### Task data:
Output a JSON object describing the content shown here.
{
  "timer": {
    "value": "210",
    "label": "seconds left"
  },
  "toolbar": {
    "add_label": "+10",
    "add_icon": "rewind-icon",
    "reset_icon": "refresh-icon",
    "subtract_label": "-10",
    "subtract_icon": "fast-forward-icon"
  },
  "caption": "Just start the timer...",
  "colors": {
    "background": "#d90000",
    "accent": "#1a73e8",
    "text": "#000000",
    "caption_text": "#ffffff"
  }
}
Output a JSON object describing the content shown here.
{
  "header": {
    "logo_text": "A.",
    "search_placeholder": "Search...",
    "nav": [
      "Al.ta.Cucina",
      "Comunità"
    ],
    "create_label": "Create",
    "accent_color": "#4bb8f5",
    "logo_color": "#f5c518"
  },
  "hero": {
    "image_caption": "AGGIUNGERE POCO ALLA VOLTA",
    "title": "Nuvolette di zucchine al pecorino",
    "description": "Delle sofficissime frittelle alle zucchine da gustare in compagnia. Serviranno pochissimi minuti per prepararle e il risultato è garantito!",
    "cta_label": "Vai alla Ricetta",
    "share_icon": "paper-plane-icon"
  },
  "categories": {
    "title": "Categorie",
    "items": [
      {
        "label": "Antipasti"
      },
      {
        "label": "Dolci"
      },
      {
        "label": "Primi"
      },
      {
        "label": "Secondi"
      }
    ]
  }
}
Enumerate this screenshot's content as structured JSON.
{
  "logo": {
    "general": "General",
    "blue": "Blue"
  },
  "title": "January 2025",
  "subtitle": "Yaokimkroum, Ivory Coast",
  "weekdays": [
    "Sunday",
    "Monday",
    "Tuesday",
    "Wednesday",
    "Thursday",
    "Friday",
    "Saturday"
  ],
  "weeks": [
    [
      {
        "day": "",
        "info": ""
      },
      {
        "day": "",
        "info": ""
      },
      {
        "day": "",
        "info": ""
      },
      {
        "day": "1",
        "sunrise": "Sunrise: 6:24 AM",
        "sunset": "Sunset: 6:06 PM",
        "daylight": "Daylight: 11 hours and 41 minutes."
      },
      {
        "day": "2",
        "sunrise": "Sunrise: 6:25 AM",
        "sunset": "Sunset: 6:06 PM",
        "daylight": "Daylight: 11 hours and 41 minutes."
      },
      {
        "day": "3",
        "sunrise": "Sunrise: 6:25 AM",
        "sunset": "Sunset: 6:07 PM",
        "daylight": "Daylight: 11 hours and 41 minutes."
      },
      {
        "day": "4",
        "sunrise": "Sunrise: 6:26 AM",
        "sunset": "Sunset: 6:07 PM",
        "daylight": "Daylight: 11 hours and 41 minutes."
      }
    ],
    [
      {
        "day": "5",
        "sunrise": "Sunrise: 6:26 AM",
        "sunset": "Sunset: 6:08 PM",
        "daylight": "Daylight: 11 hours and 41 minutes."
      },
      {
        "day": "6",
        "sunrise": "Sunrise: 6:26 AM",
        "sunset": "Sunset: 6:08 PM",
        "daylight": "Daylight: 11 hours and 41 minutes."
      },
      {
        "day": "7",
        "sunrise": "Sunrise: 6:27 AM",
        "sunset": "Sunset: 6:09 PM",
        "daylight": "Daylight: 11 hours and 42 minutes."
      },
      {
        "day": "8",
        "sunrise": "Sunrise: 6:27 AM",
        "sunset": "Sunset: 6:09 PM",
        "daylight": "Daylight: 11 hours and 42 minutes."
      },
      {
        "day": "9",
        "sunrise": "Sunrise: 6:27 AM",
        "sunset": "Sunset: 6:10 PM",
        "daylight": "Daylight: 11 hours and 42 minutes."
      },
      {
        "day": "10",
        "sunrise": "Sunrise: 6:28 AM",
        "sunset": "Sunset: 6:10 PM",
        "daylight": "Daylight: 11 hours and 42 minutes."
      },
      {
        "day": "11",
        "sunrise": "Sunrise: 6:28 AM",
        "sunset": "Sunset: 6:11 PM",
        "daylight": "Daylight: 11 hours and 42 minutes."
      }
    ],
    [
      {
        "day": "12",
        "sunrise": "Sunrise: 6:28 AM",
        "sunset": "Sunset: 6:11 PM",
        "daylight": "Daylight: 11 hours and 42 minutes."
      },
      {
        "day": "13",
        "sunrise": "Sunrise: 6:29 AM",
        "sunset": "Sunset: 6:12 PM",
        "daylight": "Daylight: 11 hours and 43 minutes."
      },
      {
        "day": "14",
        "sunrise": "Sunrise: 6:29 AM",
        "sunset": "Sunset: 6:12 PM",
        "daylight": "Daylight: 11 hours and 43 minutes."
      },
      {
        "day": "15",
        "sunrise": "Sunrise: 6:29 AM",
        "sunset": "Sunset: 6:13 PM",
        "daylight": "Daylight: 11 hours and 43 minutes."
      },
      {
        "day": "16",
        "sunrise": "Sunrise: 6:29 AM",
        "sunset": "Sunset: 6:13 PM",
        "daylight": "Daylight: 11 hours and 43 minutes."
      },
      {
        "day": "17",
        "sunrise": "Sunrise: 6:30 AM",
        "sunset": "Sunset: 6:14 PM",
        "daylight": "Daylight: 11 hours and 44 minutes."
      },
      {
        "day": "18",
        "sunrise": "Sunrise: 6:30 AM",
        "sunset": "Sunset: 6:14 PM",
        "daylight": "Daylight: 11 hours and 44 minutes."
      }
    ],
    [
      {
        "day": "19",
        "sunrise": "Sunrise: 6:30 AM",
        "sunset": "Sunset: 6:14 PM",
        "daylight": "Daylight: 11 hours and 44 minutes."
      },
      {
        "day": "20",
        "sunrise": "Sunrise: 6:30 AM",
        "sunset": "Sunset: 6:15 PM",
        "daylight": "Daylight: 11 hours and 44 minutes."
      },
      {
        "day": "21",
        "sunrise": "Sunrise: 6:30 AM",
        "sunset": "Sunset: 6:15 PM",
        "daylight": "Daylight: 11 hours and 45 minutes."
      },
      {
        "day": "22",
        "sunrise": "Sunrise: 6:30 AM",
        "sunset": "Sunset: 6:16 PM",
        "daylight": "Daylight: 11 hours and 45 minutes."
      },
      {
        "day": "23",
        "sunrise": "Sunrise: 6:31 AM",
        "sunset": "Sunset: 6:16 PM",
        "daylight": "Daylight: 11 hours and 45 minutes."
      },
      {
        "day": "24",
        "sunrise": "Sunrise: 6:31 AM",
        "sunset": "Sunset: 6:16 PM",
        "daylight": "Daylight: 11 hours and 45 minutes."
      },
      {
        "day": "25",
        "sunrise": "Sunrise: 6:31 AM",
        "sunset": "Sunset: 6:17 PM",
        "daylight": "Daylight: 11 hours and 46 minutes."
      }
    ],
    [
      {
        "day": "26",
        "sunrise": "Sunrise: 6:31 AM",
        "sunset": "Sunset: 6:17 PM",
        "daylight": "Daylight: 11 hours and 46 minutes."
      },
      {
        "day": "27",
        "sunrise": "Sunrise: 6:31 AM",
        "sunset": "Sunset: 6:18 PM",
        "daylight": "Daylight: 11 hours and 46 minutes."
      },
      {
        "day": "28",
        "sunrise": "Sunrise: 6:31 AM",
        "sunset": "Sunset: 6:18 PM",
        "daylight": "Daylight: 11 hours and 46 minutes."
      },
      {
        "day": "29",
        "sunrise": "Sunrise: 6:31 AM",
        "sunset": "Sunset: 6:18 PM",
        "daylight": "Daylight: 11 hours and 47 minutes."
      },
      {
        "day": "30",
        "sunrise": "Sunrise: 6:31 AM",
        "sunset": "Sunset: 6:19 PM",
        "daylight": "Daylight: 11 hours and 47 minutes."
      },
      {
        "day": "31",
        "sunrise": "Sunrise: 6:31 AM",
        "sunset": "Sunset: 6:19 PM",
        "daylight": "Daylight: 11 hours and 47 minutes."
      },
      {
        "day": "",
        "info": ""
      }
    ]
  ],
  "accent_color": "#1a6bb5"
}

### Your task:
In the records above, how many lines include the string "zucchine"? Answer with only the number.

### Response below:
2